#### Written problem:
Check each line of the listing for the word "description" and give only the number of lines that have it.

──────────

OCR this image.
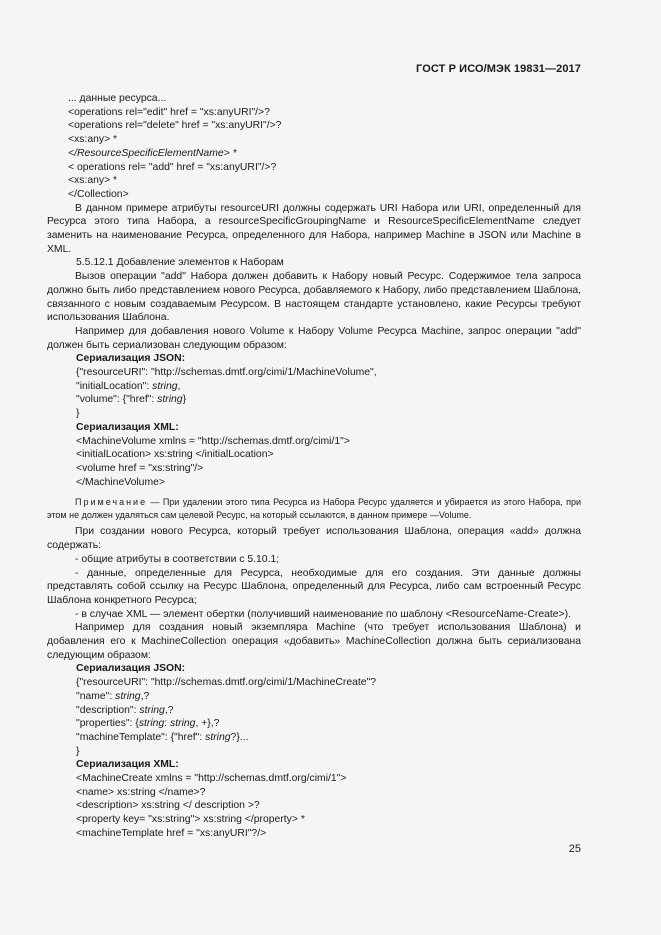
ГОСТ Р ИСО/МЭК 19831—2017
... данные ресурса...
<operations rel="edit" href = "xs:anyURI"/>?
<operations rel="delete" href = "xs:anyURI"/>?
<xs:any> *
</ResourceSpecificElementName> *
< operations rel= "add" href = "xs:anyURI"/>?
<xs:any> *
</Collection>
В данном примере атрибуты resourceURI должны содержать URI Набора или URI, определенный для Ресурса этого типа Набора, a resourceSpecificGroupingName и ResourceSpecificElementName следует заменить на наименование Ресурса, определенного для Набора, например Machine в JSON или Machine в XML.
5.5.12.1 Добавление элементов к Наборам
Вызов операции "add" Набора должен добавить к Набору новый Ресурс. Содержимое тела запроса должно быть либо представлением нового Ресурса, добавляемого к Набору, либо представлением Шаблона, связанного с новым создаваемым Ресурсом. В настоящем стандарте установлено, какие Ресурсы требуют использования Шаблона.
Например для добавления нового Volume к Набору Volume Ресурса Machine, запрос операции "add" должен быть сериализован следующим образом:
Сериализация JSON:
{"resourceURI": "http://schemas.dmtf.org/cimi/1/MachineVolume",
"initialLocation": string,
"volume": {"href": string}
}
Сериализация XML:
<MachineVolume xmlns = "http://schemas.dmtf.org/cimi/1">
<initialLocation> xs:string </initialLocation>
<volume href = "xs:string"/>
</MachineVolume>
Примечание — При удалении этого типа Ресурса из Набора Ресурс удаляется и убирается из этого Набора, при этом не должен удаляться сам целевой Ресурс, на который ссылаются, в данном примере —Volume.
При создании нового Ресурса, который требует использования Шаблона, операция «add» должна содержать:
- общие атрибуты в соответствии с 5.10.1;
- данные, определенные для Ресурса, необходимые для его создания. Эти данные должны представлять собой ссылку на Ресурс Шаблона, определенный для Ресурса, либо сам встроенный Ресурс Шаблона конкретного Ресурса;
- в случае XML — элемент обертки (получивший наименование по шаблону <ResourceName-Create>).
Например для создания новый экземпляра Machine (что требует использования Шаблона) и добавления его к MachineCollection операция «добавить» MachineCollection должна быть сериализована следующим образом:
Сериализация JSON:
{"resourceURI": "http://schemas.dmtf.org/cimi/1/MachineCreate"?
"name": string,?
"description": string,?
"properties": {string: string, +},?
"machineTemplate": {"href": string?}...
}
Сериализация XML:
<MachineCreate xmlns = "http://schemas.dmtf.org/cimi/1">
<name> xs:string </name>?
<description> xs:string </ description >?
<property key= "xs:string"> xs:string </property> *
<machineTemplate href = "xs:anyURI"?/>
25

──────────

#### Result of the exercise:
2